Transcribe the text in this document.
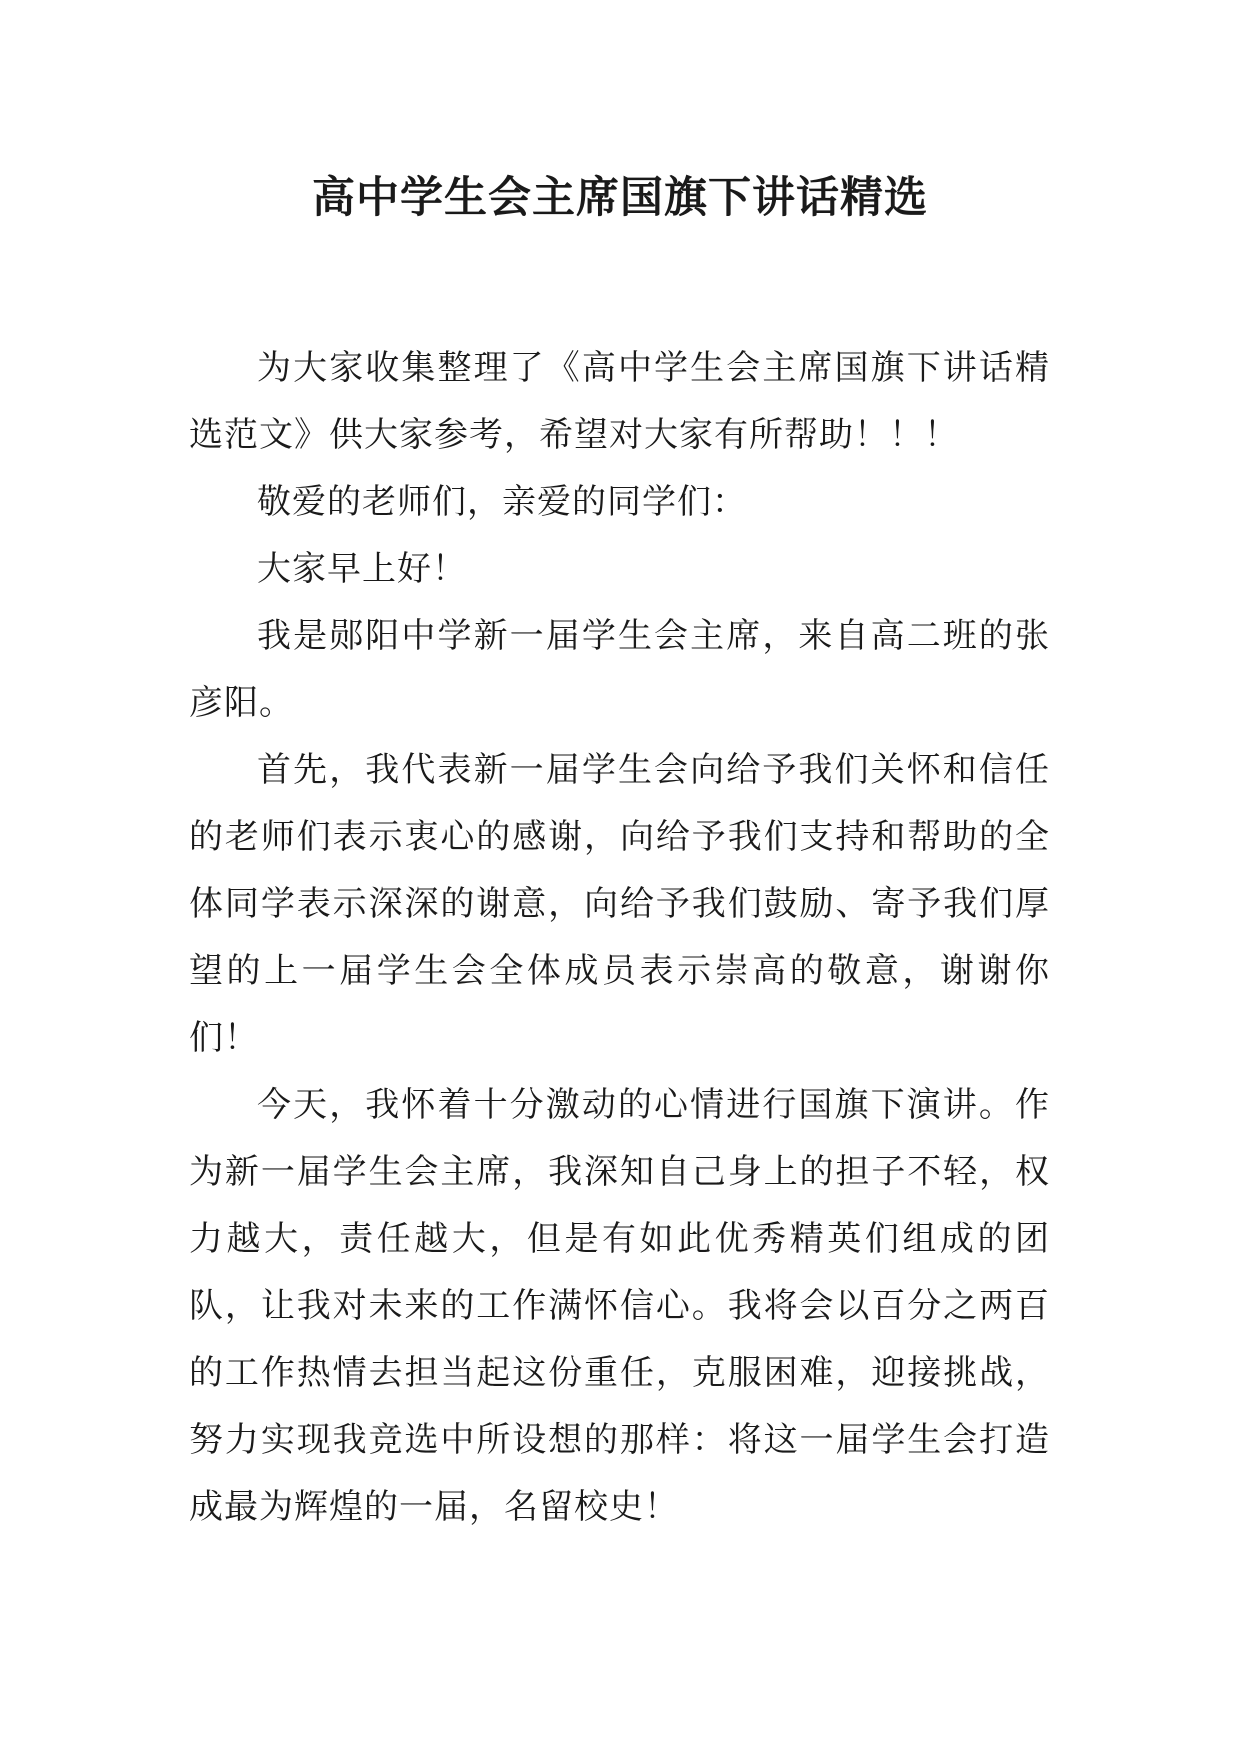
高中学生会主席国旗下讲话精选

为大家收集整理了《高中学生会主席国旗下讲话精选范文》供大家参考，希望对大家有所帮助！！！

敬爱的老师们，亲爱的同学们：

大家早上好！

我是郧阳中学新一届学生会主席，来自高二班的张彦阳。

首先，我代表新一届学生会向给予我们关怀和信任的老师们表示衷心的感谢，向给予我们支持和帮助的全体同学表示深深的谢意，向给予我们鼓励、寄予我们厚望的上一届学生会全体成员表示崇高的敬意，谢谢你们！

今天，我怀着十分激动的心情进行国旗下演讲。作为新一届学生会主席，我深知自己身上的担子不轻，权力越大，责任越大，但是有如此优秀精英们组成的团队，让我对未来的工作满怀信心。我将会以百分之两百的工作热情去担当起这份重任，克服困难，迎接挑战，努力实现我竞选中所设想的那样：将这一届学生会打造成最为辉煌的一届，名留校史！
:::
What to do =
Give every line back word for word and leave the pictures out.

Full response =
Transcribe the text in this document.
高中学生会主席国旗下讲话精选

为大家收集整理了《高中学生会主席国旗下讲话精选范文》供大家参考，希望对大家有所帮助！！！

敬爱的老师们，亲爱的同学们：

大家早上好！

我是郧阳中学新一届学生会主席，来自高二班的张彦阳。

首先，我代表新一届学生会向给予我们关怀和信任的老师们表示衷心的感谢，向给予我们支持和帮助的全体同学表示深深的谢意，向给予我们鼓励、寄予我们厚望的上一届学生会全体成员表示崇高的敬意，谢谢你们！

今天，我怀着十分激动的心情进行国旗下演讲。作为新一届学生会主席，我深知自己身上的担子不轻，权力越大，责任越大，但是有如此优秀精英们组成的团队，让我对未来的工作满怀信心。我将会以百分之两百的工作热情去担当起这份重任，克服困难，迎接挑战，努力实现我竞选中所设想的那样：将这一届学生会打造成最为辉煌的一届，名留校史！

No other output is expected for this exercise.